◆ Stated goal: Identify the lines that contain the string "manufacturing", then copy each of them.

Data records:
<<<<
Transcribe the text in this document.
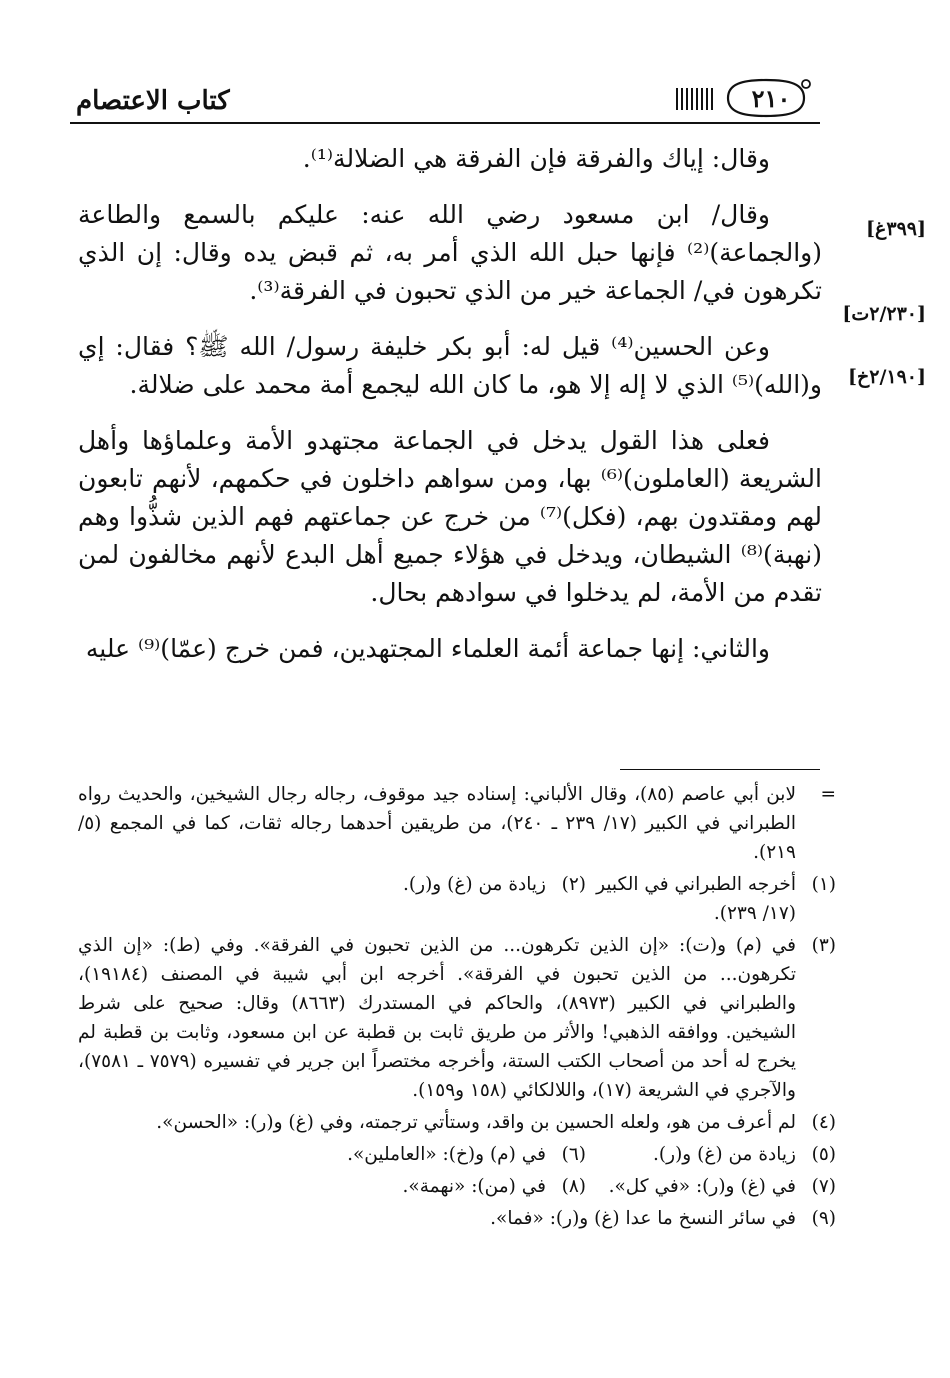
كتاب الاعتصام	٢١٠
[٣٩٩غ]
[٢/٢٣٠ت]
[٢/١٩٠خ]

وقال: إياك والفرقة فإن الفرقة هي الضلالة⁽¹⁾.

وقال/ ابن مسعود رضي الله عنه: عليكم بالسمع والطاعة (والجماعة)⁽²⁾ فإنها حبل الله الذي أمر به، ثم قبض يده وقال: إن الذي تكرهون في/ الجماعة خير من الذي تحبون في الفرقة⁽³⁾.

وعن الحسين⁽⁴⁾ قيل له: أبو بكر خليفة رسول/ الله ﷺ؟ فقال: إي و(الله)⁽⁵⁾ الذي لا إله إلا هو، ما كان الله ليجمع أمة محمد على ضلالة.

فعلى هذا القول يدخل في الجماعة مجتهدو الأمة وعلماؤها وأهل الشريعة (العاملون)⁽⁶⁾ بها، ومن سواهم داخلون في حكمهم، لأنهم تابعون لهم ومقتدون بهم، (فكل)⁽⁷⁾ من خرج عن جماعتهم فهم الذين شذُّوا وهم (نهبة)⁽⁸⁾ الشيطان، ويدخل في هؤلاء جميع أهل البدع لأنهم مخالفون لمن تقدم من الأمة، لم يدخلوا في سوادهم بحال.

والثاني: إنها جماعة أئمة العلماء المجتهدين، فمن خرج (عمّا)⁽⁹⁾ عليه

=
لابن أبي عاصم (٨٥)، وقال الألباني: إسناده جيد موقوف، رجاله رجال الشيخين، والحديث رواه الطبراني في الكبير (١٧/ ٢٣٩ ـ ٢٤٠)، من طريقين أحدهما رجاله ثقات، كما في المجمع (٥/ ٢١٩).
(١)
أخرجه الطبراني في الكبير (١٧/ ٢٣٩).
(٢)
زيادة من (غ) و(ر).
(٣)
في (م) و(ت): «إن الذين تكرهون... من الذين تحبون في الفرقة». وفي (ط): «إن الذي تكرهون... من الذين تحبون في الفرقة». أخرجه ابن أبي شيبة في المصنف (١٩١٨٤)، والطبراني في الكبير (٨٩٧٣)، والحاكم في المستدرك (٨٦٦٣) وقال: صحيح على شرط الشيخين. ووافقه الذهبي! والأثر من طريق ثابت بن قطبة عن ابن مسعود، وثابت بن قطبة لم يخرج له أحد من أصحاب الكتب الستة، وأخرجه مختصراً ابن جرير في تفسيره (٧٥٧٩ ـ ٧٥٨١)، والآجري في الشريعة (١٧)، واللالكائي (١٥٨ و١٥٩).
(٤)
لم أعرف من هو، ولعله الحسين بن واقد، وستأتي ترجمته، وفي (غ) و(ر): «الحسن».
(٥)
زيادة من (غ) و(ر).
(٦)
في (م) و(خ): «العاملين».
(٧)
في (غ) و(ر): «في كل».
(٨)
في (من): «نهمة».
(٩)
في سائر النسخ ما عدا (غ) و(ر): «فما».
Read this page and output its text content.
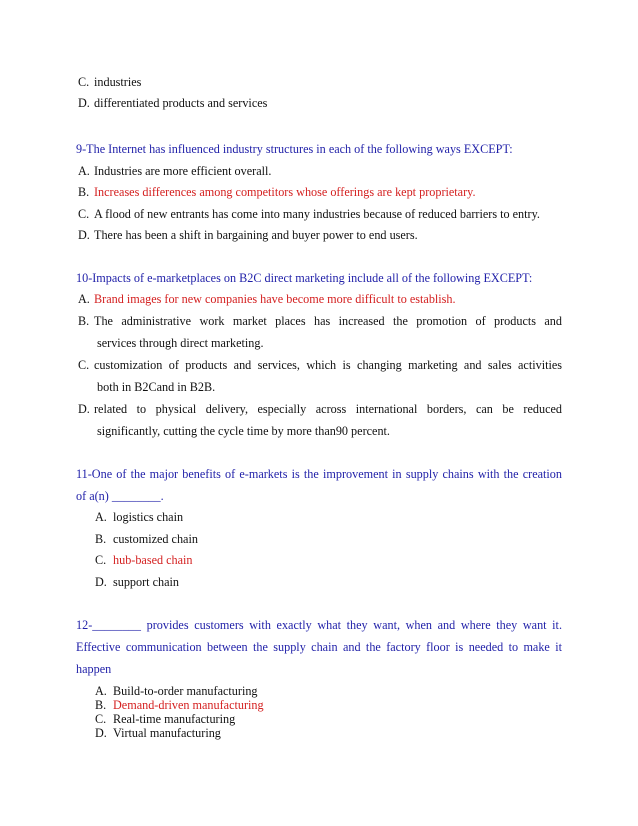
C. industries
D. differentiated products and services
9-The Internet has influenced industry structures in each of the following ways EXCEPT:
A. Industries are more efficient overall.
B. Increases differences among competitors whose offerings are kept proprietary.
C. A flood of new entrants has come into many industries because of reduced barriers to entry.
D. There has been a shift in bargaining and buyer power to end users.
10-Impacts of e-marketplaces on B2C direct marketing include all of the following EXCEPT:
A. Brand images for new companies have become more difficult to establish.
B. The administrative work market places has increased the promotion of products and
services through direct marketing.
C. customization of products and services, which is changing marketing and sales activities
both in B2Cand in B2B.
D. related to physical delivery, especially across international borders, can be reduced
significantly, cutting the cycle time by more than90 percent.
11-One of the major benefits of e-markets is the improvement in supply chains with the creation
of a(n) ________.
A. logistics chain
B. customized chain
C. hub-based chain
D. support chain
12-________ provides customers with exactly what they want, when and where they want it.
Effective communication between the supply chain and the factory floor is needed to make it
happen
A. Build-to-order manufacturing
B. Demand-driven manufacturing
C. Real-time manufacturing
D. Virtual manufacturing
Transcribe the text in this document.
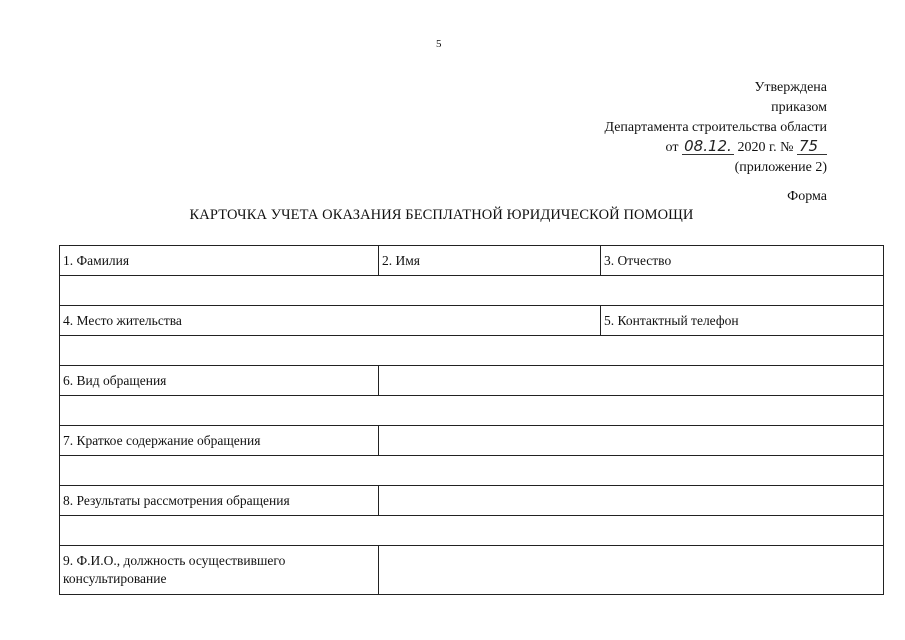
5
Утверждена
приказом
Департамента строительства области
от 08.12. 2020 г. № 75
(приложение 2)
Форма
КАРТОЧКА УЧЕТА ОКАЗАНИЯ БЕСПЛАТНОЙ ЮРИДИЧЕСКОЙ ПОМОЩИ
1. Фамилия	2. Имя	3. Отчество

4. Место жительства		5. Контактный телефон

6. Вид обращения		

7. Краткое содержание обращения		

8. Результаты рассмотрения обращения		

9. Ф.И.О., должность осуществившего
консультирование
>>>>
◆ In response:
A. Build-to-order manufacturing
B. Demand-driven manufacturing
C. Real-time manufacturing
D. Virtual manufacturing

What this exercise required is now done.